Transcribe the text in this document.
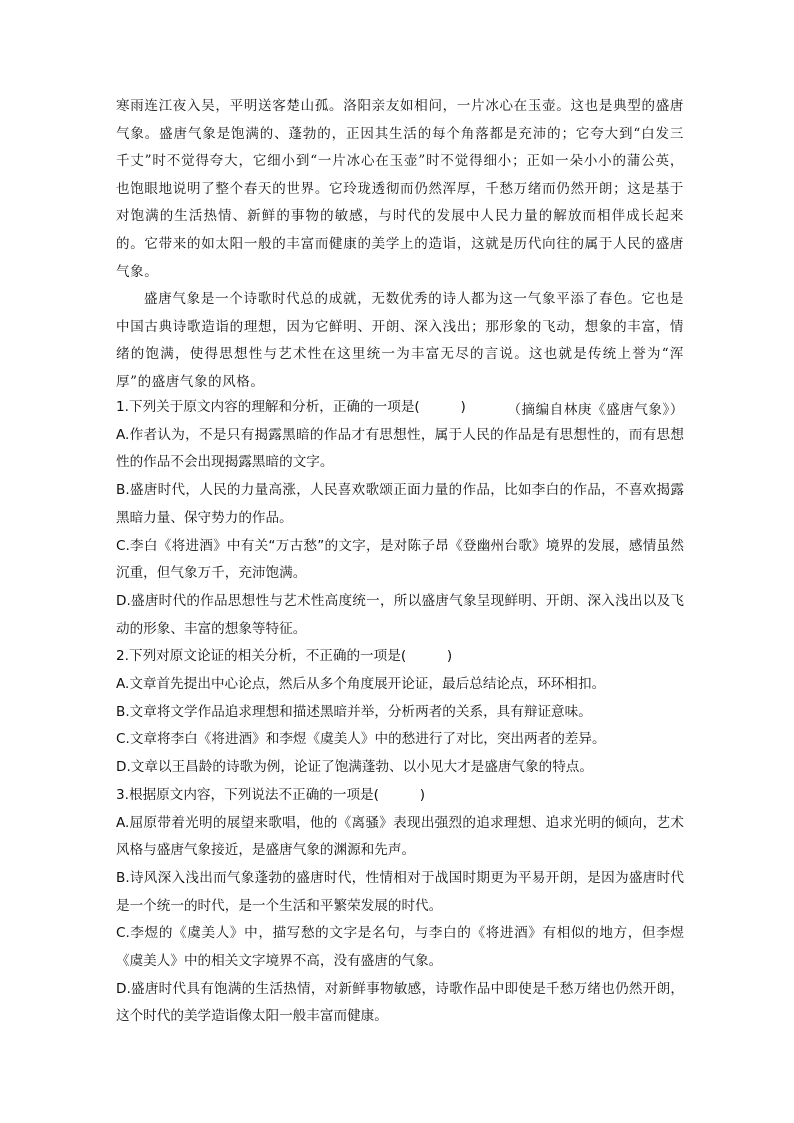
寒雨连江夜入吴，平明送客楚山孤。洛阳亲友如相问，一片冰心在玉壶。这也是典型的盛唐气象。盛唐气象是饱满的、蓬勃的，正因其生活的每个角落都是充沛的；它夸大到“白发三千丈”时不觉得夸大，它细小到“一片冰心在玉壶”时不觉得细小；正如一朵小小的蒲公英，也饱眼地说明了整个春天的世界。它玲珑透彻而仍然浑厚，千愁万绪而仍然开朗；这是基于对饱满的生活热情、新鲜的事物的敏感，与时代的发展中人民力量的解放而相伴成长起来的。它带来的如太阳一般的丰富而健康的美学上的造诣，这就是历代向往的属于人民的盛唐气象。

盛唐气象是一个诗歌时代总的成就，无数优秀的诗人都为这一气象平添了春色。它也是中国古典诗歌造诣的理想，因为它鲜明、开朗、深入浅出；那形象的飞动，想象的丰富，情绪的饱满，使得思想性与艺术性在这里统一为丰富无尽的言说。这也就是传统上誉为“浑厚”的盛唐气象的风格。

（摘编自林庚《盛唐气象》）

1.下列关于原文内容的理解和分析，正确的一项是(　　　)
A.作者认为，不是只有揭露黑暗的作品才有思想性，属于人民的作品是有思想性的，而有思想性的作品不会出现揭露黑暗的文字。
B.盛唐时代，人民的力量高涨，人民喜欢歌颂正面力量的作品，比如李白的作品，不喜欢揭露黑暗力量、保守势力的作品。
C.李白《将进酒》中有关“万古愁”的文字，是对陈子昂《登幽州台歌》境界的发展，感情虽然沉重，但气象万千，充沛饱满。
D.盛唐时代的作品思想性与艺术性高度统一，所以盛唐气象呈现鲜明、开朗、深入浅出以及飞动的形象、丰富的想象等特征。
2.下列对原文论证的相关分析，不正确的一项是(　　　)
A.文章首先提出中心论点，然后从多个角度展开论证，最后总结论点，环环相扣。
B.文章将文学作品追求理想和描述黑暗并举，分析两者的关系，具有辩证意味。
C.文章将李白《将进酒》和李煜《虞美人》中的愁进行了对比，突出两者的差异。
D.文章以王昌龄的诗歌为例，论证了饱满蓬勃、以小见大才是盛唐气象的特点。
3.根据原文内容，下列说法不正确的一项是(　　　)
A.屈原带着光明的展望来歌唱，他的《离骚》表现出强烈的追求理想、追求光明的倾向，艺术风格与盛唐气象接近，是盛唐气象的渊源和先声。
B.诗风深入浅出而气象蓬勃的盛唐时代，性情相对于战国时期更为平易开朗，是因为盛唐时代是一个统一的时代，是一个生活和平繁荣发展的时代。
C.李煜的《虞美人》中，描写愁的文字是名句，与李白的《将进酒》有相似的地方，但李煜《虞美人》中的相关文字境界不高，没有盛唐的气象。
D.盛唐时代具有饱满的生活热情，对新鲜事物敏感，诗歌作品中即使是千愁万绪也仍然开朗，这个时代的美学造诣像太阳一般丰富而健康。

------------------------------------------------------------------------

> [SHORT EXERCISE]:
Reproduce the full material exactly, excluding the pictures.

> [WORKED SOLUTION]:
Transcribe the text in this document.
寒雨连江夜入吴，平明送客楚山孤。洛阳亲友如相问，一片冰心在玉壶。这也是典型的盛唐气象。盛唐气象是饱满的、蓬勃的，正因其生活的每个角落都是充沛的；它夸大到“白发三千丈”时不觉得夸大，它细小到“一片冰心在玉壶”时不觉得细小；正如一朵小小的蒲公英，也饱眼地说明了整个春天的世界。它玲珑透彻而仍然浑厚，千愁万绪而仍然开朗；这是基于对饱满的生活热情、新鲜的事物的敏感，与时代的发展中人民力量的解放而相伴成长起来的。它带来的如太阳一般的丰富而健康的美学上的造诣，这就是历代向往的属于人民的盛唐气象。

盛唐气象是一个诗歌时代总的成就，无数优秀的诗人都为这一气象平添了春色。它也是中国古典诗歌造诣的理想，因为它鲜明、开朗、深入浅出；那形象的飞动，想象的丰富，情绪的饱满，使得思想性与艺术性在这里统一为丰富无尽的言说。这也就是传统上誉为“浑厚”的盛唐气象的风格。

（摘编自林庚《盛唐气象》）

1.下列关于原文内容的理解和分析，正确的一项是(　　　)
A.作者认为，不是只有揭露黑暗的作品才有思想性，属于人民的作品是有思想性的，而有思想性的作品不会出现揭露黑暗的文字。
B.盛唐时代，人民的力量高涨，人民喜欢歌颂正面力量的作品，比如李白的作品，不喜欢揭露黑暗力量、保守势力的作品。
C.李白《将进酒》中有关“万古愁”的文字，是对陈子昂《登幽州台歌》境界的发展，感情虽然沉重，但气象万千，充沛饱满。
D.盛唐时代的作品思想性与艺术性高度统一，所以盛唐气象呈现鲜明、开朗、深入浅出以及飞动的形象、丰富的想象等特征。
2.下列对原文论证的相关分析，不正确的一项是(　　　)
A.文章首先提出中心论点，然后从多个角度展开论证，最后总结论点，环环相扣。
B.文章将文学作品追求理想和描述黑暗并举，分析两者的关系，具有辩证意味。
C.文章将李白《将进酒》和李煜《虞美人》中的愁进行了对比，突出两者的差异。
D.文章以王昌龄的诗歌为例，论证了饱满蓬勃、以小见大才是盛唐气象的特点。
3.根据原文内容，下列说法不正确的一项是(　　　)
A.屈原带着光明的展望来歌唱，他的《离骚》表现出强烈的追求理想、追求光明的倾向，艺术风格与盛唐气象接近，是盛唐气象的渊源和先声。
B.诗风深入浅出而气象蓬勃的盛唐时代，性情相对于战国时期更为平易开朗，是因为盛唐时代是一个统一的时代，是一个生活和平繁荣发展的时代。
C.李煜的《虞美人》中，描写愁的文字是名句，与李白的《将进酒》有相似的地方，但李煜《虞美人》中的相关文字境界不高，没有盛唐的气象。
D.盛唐时代具有饱满的生活热情，对新鲜事物敏感，诗歌作品中即使是千愁万绪也仍然开朗，这个时代的美学造诣像太阳一般丰富而健康。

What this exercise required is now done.